### What you should do
Exclude the pictures and reproduce the remaining data exactly as written.

### Entries provided
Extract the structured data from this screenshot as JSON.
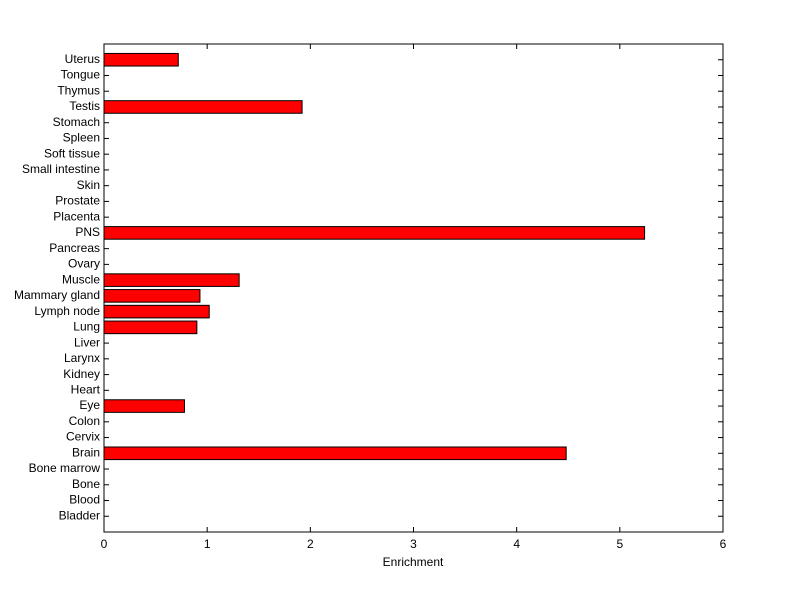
{
  "chart_data": {
    "type": "barh",
    "x_label": "Enrichment",
    "categories": [
      "Bladder",
      "Blood",
      "Bone",
      "Bone marrow",
      "Brain",
      "Cervix",
      "Colon",
      "Eye",
      "Heart",
      "Kidney",
      "Larynx",
      "Liver",
      "Lung",
      "Lymph node",
      "Mammary gland",
      "Muscle",
      "Ovary",
      "Pancreas",
      "PNS",
      "Placenta",
      "Prostate",
      "Skin",
      "Small intestine",
      "Soft tissue",
      "Spleen",
      "Stomach",
      "Testis",
      "Thymus",
      "Tongue",
      "Uterus"
    ],
    "values": [
      0,
      0,
      0,
      0,
      4.48,
      0,
      0,
      0.78,
      0,
      0,
      0,
      0,
      0.9,
      1.02,
      0.93,
      1.31,
      0,
      0,
      5.24,
      0,
      0,
      0,
      0,
      0,
      0,
      0,
      1.92,
      0,
      0,
      0.72
    ],
    "color": "#ff0000",
    "xlim": [
      0,
      6
    ],
    "xticks": [
      0,
      1,
      2,
      3,
      4,
      5,
      6
    ]
  }
}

### In response
Extract the structured data from this screenshot as JSON.
{
  "chart_data": {
    "type": "barh",
    "x_label": "Enrichment",
    "categories": [
      "Bladder",
      "Blood",
      "Bone",
      "Bone marrow",
      "Brain",
      "Cervix",
      "Colon",
      "Eye",
      "Heart",
      "Kidney",
      "Larynx",
      "Liver",
      "Lung",
      "Lymph node",
      "Mammary gland",
      "Muscle",
      "Ovary",
      "Pancreas",
      "PNS",
      "Placenta",
      "Prostate",
      "Skin",
      "Small intestine",
      "Soft tissue",
      "Spleen",
      "Stomach",
      "Testis",
      "Thymus",
      "Tongue",
      "Uterus"
    ],
    "values": [
      0,
      0,
      0,
      0,
      4.48,
      0,
      0,
      0.78,
      0,
      0,
      0,
      0,
      0.9,
      1.02,
      0.93,
      1.31,
      0,
      0,
      5.24,
      0,
      0,
      0,
      0,
      0,
      0,
      0,
      1.92,
      0,
      0,
      0.72
    ],
    "color": "#ff0000",
    "xlim": [
      0,
      6
    ],
    "xticks": [
      0,
      1,
      2,
      3,
      4,
      5,
      6
    ]
  }
}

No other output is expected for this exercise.